Task goal >> Leave out every picture and restate word for word the lines from the one with "Output a JSON" to the final line.

Recorded data >>
____

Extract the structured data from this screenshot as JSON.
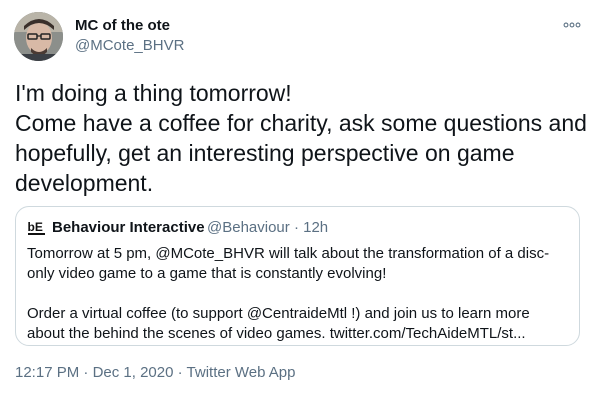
{
  "author": {
    "display_name": "MC of the ote",
    "handle": "@MCote_BHVR",
    "avatar_icon": "avatar-photo"
  },
  "tweet": {
    "lines": [
      "I'm doing a thing tomorrow!",
      "Come have a coffee for charity, ask some questions and",
      "hopefully, get an interesting perspective on game",
      "development."
    ]
  },
  "quoted": {
    "logo_text": "bE",
    "display_name": "Behaviour Interactive",
    "handle": "@Behaviour",
    "separator": "·",
    "time": "12h",
    "lines": [
      "Tomorrow at 5 pm, @MCote_BHVR will talk about the transformation of a disc-",
      "only video game to a game that is constantly evolving!",
      "",
      "Order a virtual coffee (to support @CentraideMtl !) and join us to learn more",
      "about the behind the scenes of video games. twitter.com/TechAideMTL/st..."
    ]
  },
  "meta": {
    "time": "12:17 PM",
    "date": "Dec 1, 2020",
    "source": "Twitter Web App",
    "separator": "·"
  },
  "colors": {
    "text": "#0f1419",
    "secondary": "#5b7083",
    "border": "#cfd9de"
  }
}
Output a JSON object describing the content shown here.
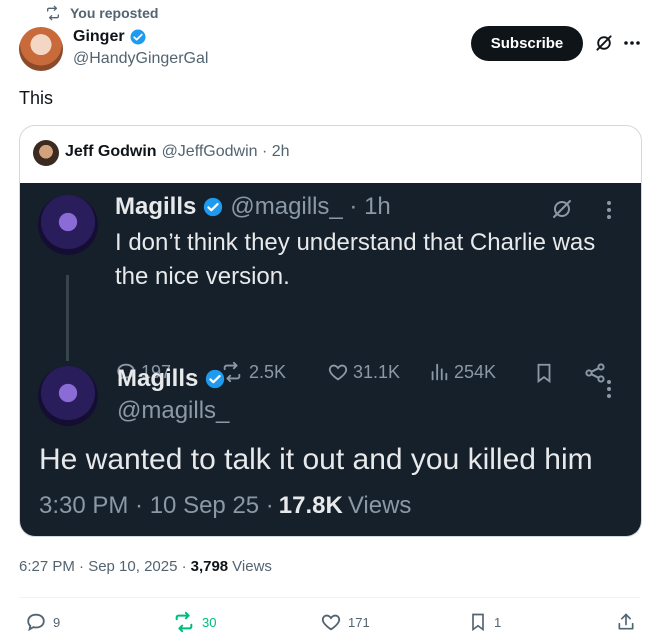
{
  "repost": {
    "label": "You reposted"
  },
  "author": {
    "name": "Ginger",
    "handle": "@HandyGingerGal"
  },
  "subscribe_label": "Subscribe",
  "post_text": "This",
  "quote": {
    "name": "Jeff Godwin",
    "handle_time": "@JeffGodwin · 2h",
    "screenshot": {
      "tweet1": {
        "name": "Magills",
        "handle_time": "@magills_ · 1h",
        "text": "I don’t think they understand that Charlie was the nice version.",
        "replies": "197",
        "reposts": "2.5K",
        "likes": "31.1K",
        "views": "254K"
      },
      "tweet2": {
        "name": "Magills",
        "handle": "@magills_",
        "text": "He wanted to talk it out and you killed him",
        "timestamp": "3:30 PM · 10 Sep 25 ·",
        "views_count": "17.8K",
        "views_label": "Views"
      }
    }
  },
  "post_meta": {
    "time": "6:27 PM · Sep 10, 2025 ·",
    "views_count": "3,798",
    "views_label": "Views"
  },
  "actions": {
    "replies": "9",
    "reposts": "30",
    "likes": "171",
    "bookmarks": "1"
  },
  "colors": {
    "verified": "#1d9bf0",
    "repost_green": "#00ba7c",
    "dark_bg": "#15202b"
  }
}
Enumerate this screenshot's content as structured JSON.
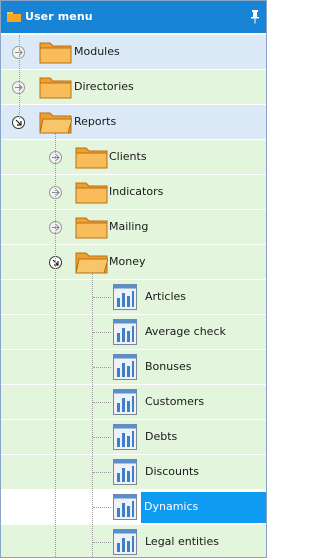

____

Problem solution >>
Output a JSON object describing the content shown here.
{
  "repost": {
    "label": "You reposted"
  },
  "author": {
    "name": "Ginger",
    "handle": "@HandyGingerGal"
  },
  "subscribe_label": "Subscribe",
  "post_text": "This",
  "quote": {
    "name": "Jeff Godwin",
    "handle_time": "@JeffGodwin · 2h",
    "screenshot": {
      "tweet1": {
        "name": "Magills",
        "handle_time": "@magills_ · 1h",
        "text": "I don’t think they understand that Charlie was the nice version.",
        "replies": "197",
        "reposts": "2.5K",
        "likes": "31.1K",
        "views": "254K"
      },
      "tweet2": {
        "name": "Magills",
        "handle": "@magills_",
        "text": "He wanted to talk it out and you killed him",
        "timestamp": "3:30 PM · 10 Sep 25 ·",
        "views_count": "17.8K",
        "views_label": "Views"
      }
    }
  },
  "post_meta": {
    "time": "6:27 PM · Sep 10, 2025 ·",
    "views_count": "3,798",
    "views_label": "Views"
  },
  "actions": {
    "replies": "9",
    "reposts": "30",
    "likes": "171",
    "bookmarks": "1"
  },
  "colors": {
    "verified": "#1d9bf0",
    "repost_green": "#00ba7c",
    "dark_bg": "#15202b"
  }
}
Enumerate this screenshot's content as structured JSON.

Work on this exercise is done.